» **OBJECTIVE**
Quote all entries in full, exactly.

» **RECORDS SUPPLIED**
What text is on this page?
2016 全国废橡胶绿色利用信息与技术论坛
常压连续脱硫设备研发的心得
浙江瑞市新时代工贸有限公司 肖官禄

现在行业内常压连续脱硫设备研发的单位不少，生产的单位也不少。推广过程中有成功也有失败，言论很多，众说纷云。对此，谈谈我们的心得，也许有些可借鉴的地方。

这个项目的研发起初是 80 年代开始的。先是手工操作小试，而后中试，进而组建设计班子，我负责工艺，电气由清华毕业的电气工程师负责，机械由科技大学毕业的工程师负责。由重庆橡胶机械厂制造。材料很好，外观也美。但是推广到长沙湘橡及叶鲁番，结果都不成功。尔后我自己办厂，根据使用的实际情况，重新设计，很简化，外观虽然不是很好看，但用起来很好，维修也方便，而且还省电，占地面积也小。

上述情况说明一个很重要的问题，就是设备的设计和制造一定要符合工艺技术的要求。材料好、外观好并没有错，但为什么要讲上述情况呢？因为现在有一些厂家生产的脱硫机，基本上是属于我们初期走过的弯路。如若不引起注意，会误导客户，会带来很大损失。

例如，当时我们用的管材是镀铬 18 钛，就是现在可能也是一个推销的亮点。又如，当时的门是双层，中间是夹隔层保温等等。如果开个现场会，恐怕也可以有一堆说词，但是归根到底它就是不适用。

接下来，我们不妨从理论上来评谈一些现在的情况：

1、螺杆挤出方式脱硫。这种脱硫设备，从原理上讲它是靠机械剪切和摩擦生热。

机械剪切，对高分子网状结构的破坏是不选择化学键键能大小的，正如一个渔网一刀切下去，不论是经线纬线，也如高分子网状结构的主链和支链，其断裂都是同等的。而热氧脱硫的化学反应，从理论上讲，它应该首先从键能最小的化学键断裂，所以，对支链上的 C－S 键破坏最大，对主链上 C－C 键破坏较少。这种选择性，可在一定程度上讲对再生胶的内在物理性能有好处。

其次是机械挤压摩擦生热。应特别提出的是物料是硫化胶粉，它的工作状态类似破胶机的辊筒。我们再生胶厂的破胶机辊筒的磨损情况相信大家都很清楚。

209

» **FINISHED TASK**
What text is on this page?
2016 全国废橡胶绿色利用信息与技术论坛
常压连续脱硫设备研发的心得
浙江瑞市新时代工贸有限公司 肖官禄

现在行业内常压连续脱硫设备研发的单位不少，生产的单位也不少。推广过程中有成功也有失败，言论很多，众说纷云。对此，谈谈我们的心得，也许有些可借鉴的地方。

这个项目的研发起初是 80 年代开始的。先是手工操作小试，而后中试，进而组建设计班子，我负责工艺，电气由清华毕业的电气工程师负责，机械由科技大学毕业的工程师负责。由重庆橡胶机械厂制造。材料很好，外观也美。但是推广到长沙湘橡及叶鲁番，结果都不成功。尔后我自己办厂，根据使用的实际情况，重新设计，很简化，外观虽然不是很好看，但用起来很好，维修也方便，而且还省电，占地面积也小。

上述情况说明一个很重要的问题，就是设备的设计和制造一定要符合工艺技术的要求。材料好、外观好并没有错，但为什么要讲上述情况呢？因为现在有一些厂家生产的脱硫机，基本上是属于我们初期走过的弯路。如若不引起注意，会误导客户，会带来很大损失。

例如，当时我们用的管材是镀铬 18 钛，就是现在可能也是一个推销的亮点。又如，当时的门是双层，中间是夹隔层保温等等。如果开个现场会，恐怕也可以有一堆说词，但是归根到底它就是不适用。

接下来，我们不妨从理论上来评谈一些现在的情况：

1、螺杆挤出方式脱硫。这种脱硫设备，从原理上讲它是靠机械剪切和摩擦生热。

机械剪切，对高分子网状结构的破坏是不选择化学键键能大小的，正如一个渔网一刀切下去，不论是经线纬线，也如高分子网状结构的主链和支链，其断裂都是同等的。而热氧脱硫的化学反应，从理论上讲，它应该首先从键能最小的化学键断裂，所以，对支链上的 C－S 键破坏最大，对主链上 C－C 键破坏较少。这种选择性，可在一定程度上讲对再生胶的内在物理性能有好处。

其次是机械挤压摩擦生热。应特别提出的是物料是硫化胶粉，它的工作状态类似破胶机的辊筒。我们再生胶厂的破胶机辊筒的磨损情况相信大家都很清楚。

209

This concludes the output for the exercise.